[start of Material]

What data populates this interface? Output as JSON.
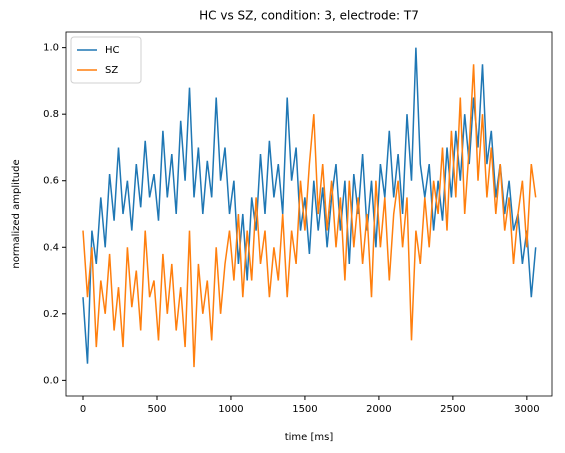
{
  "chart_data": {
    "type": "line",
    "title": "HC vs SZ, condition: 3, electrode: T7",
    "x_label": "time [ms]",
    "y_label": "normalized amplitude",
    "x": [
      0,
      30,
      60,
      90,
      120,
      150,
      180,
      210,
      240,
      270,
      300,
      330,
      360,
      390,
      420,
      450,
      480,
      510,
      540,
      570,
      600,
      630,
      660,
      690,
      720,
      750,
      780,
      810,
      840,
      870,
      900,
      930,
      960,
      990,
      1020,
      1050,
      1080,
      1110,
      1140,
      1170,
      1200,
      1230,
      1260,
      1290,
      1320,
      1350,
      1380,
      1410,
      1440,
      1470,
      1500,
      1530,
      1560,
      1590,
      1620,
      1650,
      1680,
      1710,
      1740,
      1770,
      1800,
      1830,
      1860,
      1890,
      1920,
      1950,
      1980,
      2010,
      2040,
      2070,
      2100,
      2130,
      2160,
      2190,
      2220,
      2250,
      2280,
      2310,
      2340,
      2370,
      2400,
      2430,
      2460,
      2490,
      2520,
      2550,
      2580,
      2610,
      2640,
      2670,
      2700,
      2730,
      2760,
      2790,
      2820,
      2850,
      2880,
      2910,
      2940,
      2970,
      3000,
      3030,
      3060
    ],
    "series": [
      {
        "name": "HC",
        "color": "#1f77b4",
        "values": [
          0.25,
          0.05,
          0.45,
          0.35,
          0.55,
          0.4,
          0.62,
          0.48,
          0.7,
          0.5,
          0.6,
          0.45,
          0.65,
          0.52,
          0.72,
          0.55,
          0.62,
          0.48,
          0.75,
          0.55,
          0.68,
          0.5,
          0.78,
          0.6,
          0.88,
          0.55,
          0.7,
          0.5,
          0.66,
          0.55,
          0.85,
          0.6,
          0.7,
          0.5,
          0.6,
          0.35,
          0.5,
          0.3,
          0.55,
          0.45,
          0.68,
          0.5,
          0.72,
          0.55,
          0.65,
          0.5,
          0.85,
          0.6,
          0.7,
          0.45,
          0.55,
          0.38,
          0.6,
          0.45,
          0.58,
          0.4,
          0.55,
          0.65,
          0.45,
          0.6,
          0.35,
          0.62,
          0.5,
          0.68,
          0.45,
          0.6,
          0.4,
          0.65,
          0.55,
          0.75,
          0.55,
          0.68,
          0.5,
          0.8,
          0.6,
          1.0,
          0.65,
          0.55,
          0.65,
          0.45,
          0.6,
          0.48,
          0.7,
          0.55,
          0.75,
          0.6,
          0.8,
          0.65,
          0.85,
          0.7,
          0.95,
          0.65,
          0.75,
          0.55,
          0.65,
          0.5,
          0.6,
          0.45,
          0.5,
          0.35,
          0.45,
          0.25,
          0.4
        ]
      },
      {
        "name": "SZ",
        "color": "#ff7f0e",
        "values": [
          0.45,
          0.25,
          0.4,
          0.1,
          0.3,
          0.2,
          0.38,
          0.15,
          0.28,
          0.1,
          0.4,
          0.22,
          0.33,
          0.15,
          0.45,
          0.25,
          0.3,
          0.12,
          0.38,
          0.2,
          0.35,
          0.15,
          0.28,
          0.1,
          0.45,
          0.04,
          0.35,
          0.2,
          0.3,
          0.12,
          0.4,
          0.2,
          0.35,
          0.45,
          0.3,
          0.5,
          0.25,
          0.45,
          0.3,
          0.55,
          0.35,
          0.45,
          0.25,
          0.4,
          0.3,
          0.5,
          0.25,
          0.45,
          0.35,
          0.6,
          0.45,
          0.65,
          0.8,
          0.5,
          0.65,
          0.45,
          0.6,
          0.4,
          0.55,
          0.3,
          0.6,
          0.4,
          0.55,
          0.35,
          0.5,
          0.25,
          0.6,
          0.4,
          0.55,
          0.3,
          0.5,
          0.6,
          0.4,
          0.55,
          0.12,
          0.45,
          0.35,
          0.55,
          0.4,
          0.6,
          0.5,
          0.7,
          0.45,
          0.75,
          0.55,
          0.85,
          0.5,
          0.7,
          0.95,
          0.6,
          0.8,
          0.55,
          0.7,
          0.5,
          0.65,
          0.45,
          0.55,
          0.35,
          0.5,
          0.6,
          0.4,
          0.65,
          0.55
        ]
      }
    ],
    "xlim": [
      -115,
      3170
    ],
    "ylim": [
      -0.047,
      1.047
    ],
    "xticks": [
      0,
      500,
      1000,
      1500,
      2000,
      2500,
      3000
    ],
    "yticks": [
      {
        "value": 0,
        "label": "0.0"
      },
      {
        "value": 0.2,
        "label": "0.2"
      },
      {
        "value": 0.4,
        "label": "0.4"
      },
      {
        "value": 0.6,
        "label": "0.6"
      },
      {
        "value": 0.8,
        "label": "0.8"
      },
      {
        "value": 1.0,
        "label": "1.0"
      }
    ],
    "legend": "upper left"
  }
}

[end of Material]

* _Set exercise_
Restate the records above in full, word for word. Keep pictures out.

* _Answer in full_
What data populates this interface? Output as JSON.
{
  "chart_data": {
    "type": "line",
    "title": "HC vs SZ, condition: 3, electrode: T7",
    "x_label": "time [ms]",
    "y_label": "normalized amplitude",
    "x": [
      0,
      30,
      60,
      90,
      120,
      150,
      180,
      210,
      240,
      270,
      300,
      330,
      360,
      390,
      420,
      450,
      480,
      510,
      540,
      570,
      600,
      630,
      660,
      690,
      720,
      750,
      780,
      810,
      840,
      870,
      900,
      930,
      960,
      990,
      1020,
      1050,
      1080,
      1110,
      1140,
      1170,
      1200,
      1230,
      1260,
      1290,
      1320,
      1350,
      1380,
      1410,
      1440,
      1470,
      1500,
      1530,
      1560,
      1590,
      1620,
      1650,
      1680,
      1710,
      1740,
      1770,
      1800,
      1830,
      1860,
      1890,
      1920,
      1950,
      1980,
      2010,
      2040,
      2070,
      2100,
      2130,
      2160,
      2190,
      2220,
      2250,
      2280,
      2310,
      2340,
      2370,
      2400,
      2430,
      2460,
      2490,
      2520,
      2550,
      2580,
      2610,
      2640,
      2670,
      2700,
      2730,
      2760,
      2790,
      2820,
      2850,
      2880,
      2910,
      2940,
      2970,
      3000,
      3030,
      3060
    ],
    "series": [
      {
        "name": "HC",
        "color": "#1f77b4",
        "values": [
          0.25,
          0.05,
          0.45,
          0.35,
          0.55,
          0.4,
          0.62,
          0.48,
          0.7,
          0.5,
          0.6,
          0.45,
          0.65,
          0.52,
          0.72,
          0.55,
          0.62,
          0.48,
          0.75,
          0.55,
          0.68,
          0.5,
          0.78,
          0.6,
          0.88,
          0.55,
          0.7,
          0.5,
          0.66,
          0.55,
          0.85,
          0.6,
          0.7,
          0.5,
          0.6,
          0.35,
          0.5,
          0.3,
          0.55,
          0.45,
          0.68,
          0.5,
          0.72,
          0.55,
          0.65,
          0.5,
          0.85,
          0.6,
          0.7,
          0.45,
          0.55,
          0.38,
          0.6,
          0.45,
          0.58,
          0.4,
          0.55,
          0.65,
          0.45,
          0.6,
          0.35,
          0.62,
          0.5,
          0.68,
          0.45,
          0.6,
          0.4,
          0.65,
          0.55,
          0.75,
          0.55,
          0.68,
          0.5,
          0.8,
          0.6,
          1.0,
          0.65,
          0.55,
          0.65,
          0.45,
          0.6,
          0.48,
          0.7,
          0.55,
          0.75,
          0.6,
          0.8,
          0.65,
          0.85,
          0.7,
          0.95,
          0.65,
          0.75,
          0.55,
          0.65,
          0.5,
          0.6,
          0.45,
          0.5,
          0.35,
          0.45,
          0.25,
          0.4
        ]
      },
      {
        "name": "SZ",
        "color": "#ff7f0e",
        "values": [
          0.45,
          0.25,
          0.4,
          0.1,
          0.3,
          0.2,
          0.38,
          0.15,
          0.28,
          0.1,
          0.4,
          0.22,
          0.33,
          0.15,
          0.45,
          0.25,
          0.3,
          0.12,
          0.38,
          0.2,
          0.35,
          0.15,
          0.28,
          0.1,
          0.45,
          0.04,
          0.35,
          0.2,
          0.3,
          0.12,
          0.4,
          0.2,
          0.35,
          0.45,
          0.3,
          0.5,
          0.25,
          0.45,
          0.3,
          0.55,
          0.35,
          0.45,
          0.25,
          0.4,
          0.3,
          0.5,
          0.25,
          0.45,
          0.35,
          0.6,
          0.45,
          0.65,
          0.8,
          0.5,
          0.65,
          0.45,
          0.6,
          0.4,
          0.55,
          0.3,
          0.6,
          0.4,
          0.55,
          0.35,
          0.5,
          0.25,
          0.6,
          0.4,
          0.55,
          0.3,
          0.5,
          0.6,
          0.4,
          0.55,
          0.12,
          0.45,
          0.35,
          0.55,
          0.4,
          0.6,
          0.5,
          0.7,
          0.45,
          0.75,
          0.55,
          0.85,
          0.5,
          0.7,
          0.95,
          0.6,
          0.8,
          0.55,
          0.7,
          0.5,
          0.65,
          0.45,
          0.55,
          0.35,
          0.5,
          0.6,
          0.4,
          0.65,
          0.55
        ]
      }
    ],
    "xlim": [
      -115,
      3170
    ],
    "ylim": [
      -0.047,
      1.047
    ],
    "xticks": [
      0,
      500,
      1000,
      1500,
      2000,
      2500,
      3000
    ],
    "yticks": [
      {
        "value": 0,
        "label": "0.0"
      },
      {
        "value": 0.2,
        "label": "0.2"
      },
      {
        "value": 0.4,
        "label": "0.4"
      },
      {
        "value": 0.6,
        "label": "0.6"
      },
      {
        "value": 0.8,
        "label": "0.8"
      },
      {
        "value": 1.0,
        "label": "1.0"
      }
    ],
    "legend": "upper left"
  }
}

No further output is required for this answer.